Instructions for the task: Below are the entries; count the lines in them that contain the word "driving" and give only the number.

Data for processing:
— BEGIN —

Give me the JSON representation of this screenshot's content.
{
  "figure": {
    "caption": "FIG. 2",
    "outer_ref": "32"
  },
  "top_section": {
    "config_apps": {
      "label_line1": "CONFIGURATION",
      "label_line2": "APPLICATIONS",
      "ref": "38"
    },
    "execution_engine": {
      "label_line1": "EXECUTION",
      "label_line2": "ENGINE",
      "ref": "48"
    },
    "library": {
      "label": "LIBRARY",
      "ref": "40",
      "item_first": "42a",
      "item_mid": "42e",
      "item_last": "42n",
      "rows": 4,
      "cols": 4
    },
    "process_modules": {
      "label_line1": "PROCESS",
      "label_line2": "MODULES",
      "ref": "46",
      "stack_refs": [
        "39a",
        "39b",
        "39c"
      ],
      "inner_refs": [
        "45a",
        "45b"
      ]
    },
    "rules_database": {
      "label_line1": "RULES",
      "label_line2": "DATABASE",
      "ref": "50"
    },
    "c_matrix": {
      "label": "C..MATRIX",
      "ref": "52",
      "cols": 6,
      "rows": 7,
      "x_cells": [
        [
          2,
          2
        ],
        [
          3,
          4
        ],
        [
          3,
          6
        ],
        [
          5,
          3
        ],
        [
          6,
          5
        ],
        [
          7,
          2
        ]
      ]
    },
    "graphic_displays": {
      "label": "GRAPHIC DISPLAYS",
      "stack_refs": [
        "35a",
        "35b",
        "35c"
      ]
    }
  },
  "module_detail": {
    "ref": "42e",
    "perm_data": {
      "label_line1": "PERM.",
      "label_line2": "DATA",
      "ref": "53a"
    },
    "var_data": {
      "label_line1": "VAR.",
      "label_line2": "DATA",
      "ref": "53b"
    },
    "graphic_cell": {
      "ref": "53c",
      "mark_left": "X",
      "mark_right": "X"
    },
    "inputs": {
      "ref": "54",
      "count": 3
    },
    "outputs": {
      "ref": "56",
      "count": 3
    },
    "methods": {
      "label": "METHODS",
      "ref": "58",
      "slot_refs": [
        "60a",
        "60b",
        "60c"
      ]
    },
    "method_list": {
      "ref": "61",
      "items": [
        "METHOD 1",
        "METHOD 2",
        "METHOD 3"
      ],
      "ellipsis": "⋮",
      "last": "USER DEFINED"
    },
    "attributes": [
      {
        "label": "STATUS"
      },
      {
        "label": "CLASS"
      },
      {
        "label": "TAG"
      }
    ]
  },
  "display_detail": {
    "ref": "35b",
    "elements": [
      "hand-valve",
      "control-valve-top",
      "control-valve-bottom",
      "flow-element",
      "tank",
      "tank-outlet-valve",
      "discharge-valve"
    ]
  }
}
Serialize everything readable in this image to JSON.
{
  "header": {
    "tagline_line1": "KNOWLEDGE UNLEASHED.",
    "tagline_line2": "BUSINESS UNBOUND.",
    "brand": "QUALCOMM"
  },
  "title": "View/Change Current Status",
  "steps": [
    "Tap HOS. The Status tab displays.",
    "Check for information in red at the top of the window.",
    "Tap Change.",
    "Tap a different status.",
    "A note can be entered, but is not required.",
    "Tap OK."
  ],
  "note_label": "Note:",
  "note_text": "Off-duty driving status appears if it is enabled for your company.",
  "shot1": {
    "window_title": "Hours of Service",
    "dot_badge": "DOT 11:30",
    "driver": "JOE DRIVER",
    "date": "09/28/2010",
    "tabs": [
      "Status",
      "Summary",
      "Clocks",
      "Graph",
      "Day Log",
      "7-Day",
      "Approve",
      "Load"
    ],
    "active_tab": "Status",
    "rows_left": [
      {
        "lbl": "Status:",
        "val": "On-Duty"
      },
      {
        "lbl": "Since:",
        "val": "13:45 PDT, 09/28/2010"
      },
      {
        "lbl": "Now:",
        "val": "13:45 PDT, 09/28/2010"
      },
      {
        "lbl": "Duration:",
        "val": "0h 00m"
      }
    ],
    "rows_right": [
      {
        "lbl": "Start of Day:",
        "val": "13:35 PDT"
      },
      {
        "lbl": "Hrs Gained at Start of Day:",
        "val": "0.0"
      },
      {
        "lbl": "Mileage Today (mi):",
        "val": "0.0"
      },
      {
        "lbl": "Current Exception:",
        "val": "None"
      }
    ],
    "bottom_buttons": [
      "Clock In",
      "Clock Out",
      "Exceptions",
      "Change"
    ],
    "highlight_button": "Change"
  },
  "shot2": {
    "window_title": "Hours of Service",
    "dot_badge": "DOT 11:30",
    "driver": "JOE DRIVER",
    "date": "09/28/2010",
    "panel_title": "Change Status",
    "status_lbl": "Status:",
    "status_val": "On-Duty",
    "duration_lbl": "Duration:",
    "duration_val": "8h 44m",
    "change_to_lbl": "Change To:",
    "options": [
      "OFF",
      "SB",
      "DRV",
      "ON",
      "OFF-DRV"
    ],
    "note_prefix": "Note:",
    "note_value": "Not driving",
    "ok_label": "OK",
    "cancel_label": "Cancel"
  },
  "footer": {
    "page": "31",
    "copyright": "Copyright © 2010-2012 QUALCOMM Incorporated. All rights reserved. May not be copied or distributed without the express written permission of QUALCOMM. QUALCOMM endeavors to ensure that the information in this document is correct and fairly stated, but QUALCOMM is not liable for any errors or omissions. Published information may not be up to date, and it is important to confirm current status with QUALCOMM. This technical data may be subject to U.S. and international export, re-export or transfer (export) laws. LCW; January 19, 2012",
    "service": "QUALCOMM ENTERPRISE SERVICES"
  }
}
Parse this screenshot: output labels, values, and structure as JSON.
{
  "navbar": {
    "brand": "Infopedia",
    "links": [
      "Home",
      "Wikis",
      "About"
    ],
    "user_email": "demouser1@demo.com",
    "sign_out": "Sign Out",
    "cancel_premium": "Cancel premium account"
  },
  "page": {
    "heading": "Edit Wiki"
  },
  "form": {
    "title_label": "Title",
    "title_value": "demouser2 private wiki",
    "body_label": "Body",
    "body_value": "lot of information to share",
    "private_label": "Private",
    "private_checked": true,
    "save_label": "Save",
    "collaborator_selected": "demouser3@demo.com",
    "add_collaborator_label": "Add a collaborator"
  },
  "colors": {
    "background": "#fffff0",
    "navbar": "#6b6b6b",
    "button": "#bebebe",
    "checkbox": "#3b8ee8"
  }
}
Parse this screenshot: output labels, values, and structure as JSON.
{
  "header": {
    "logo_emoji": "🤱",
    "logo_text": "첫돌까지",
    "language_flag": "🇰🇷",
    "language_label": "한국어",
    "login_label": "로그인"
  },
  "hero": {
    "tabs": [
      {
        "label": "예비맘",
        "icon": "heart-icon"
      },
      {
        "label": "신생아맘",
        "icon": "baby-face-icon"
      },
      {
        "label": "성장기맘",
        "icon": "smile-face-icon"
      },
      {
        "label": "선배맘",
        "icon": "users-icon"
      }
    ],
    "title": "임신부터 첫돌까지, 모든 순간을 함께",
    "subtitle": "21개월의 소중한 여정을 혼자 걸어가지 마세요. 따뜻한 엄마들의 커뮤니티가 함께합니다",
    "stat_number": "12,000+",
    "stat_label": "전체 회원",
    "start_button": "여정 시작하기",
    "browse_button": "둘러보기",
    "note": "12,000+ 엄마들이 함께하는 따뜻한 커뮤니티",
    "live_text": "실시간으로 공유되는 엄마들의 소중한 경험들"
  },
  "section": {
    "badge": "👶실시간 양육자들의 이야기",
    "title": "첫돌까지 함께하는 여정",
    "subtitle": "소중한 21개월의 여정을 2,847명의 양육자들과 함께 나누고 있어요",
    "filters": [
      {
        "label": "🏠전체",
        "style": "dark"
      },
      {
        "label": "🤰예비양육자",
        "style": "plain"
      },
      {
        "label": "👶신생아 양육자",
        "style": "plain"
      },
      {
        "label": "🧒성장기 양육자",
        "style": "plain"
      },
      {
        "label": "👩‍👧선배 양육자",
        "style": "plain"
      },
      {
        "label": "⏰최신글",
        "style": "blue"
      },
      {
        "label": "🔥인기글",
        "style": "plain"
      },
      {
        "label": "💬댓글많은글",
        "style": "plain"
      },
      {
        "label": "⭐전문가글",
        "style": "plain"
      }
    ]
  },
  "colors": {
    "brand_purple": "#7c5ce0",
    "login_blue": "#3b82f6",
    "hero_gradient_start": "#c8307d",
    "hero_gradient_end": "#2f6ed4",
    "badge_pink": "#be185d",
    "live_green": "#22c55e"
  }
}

— END —

Completed exercise: 2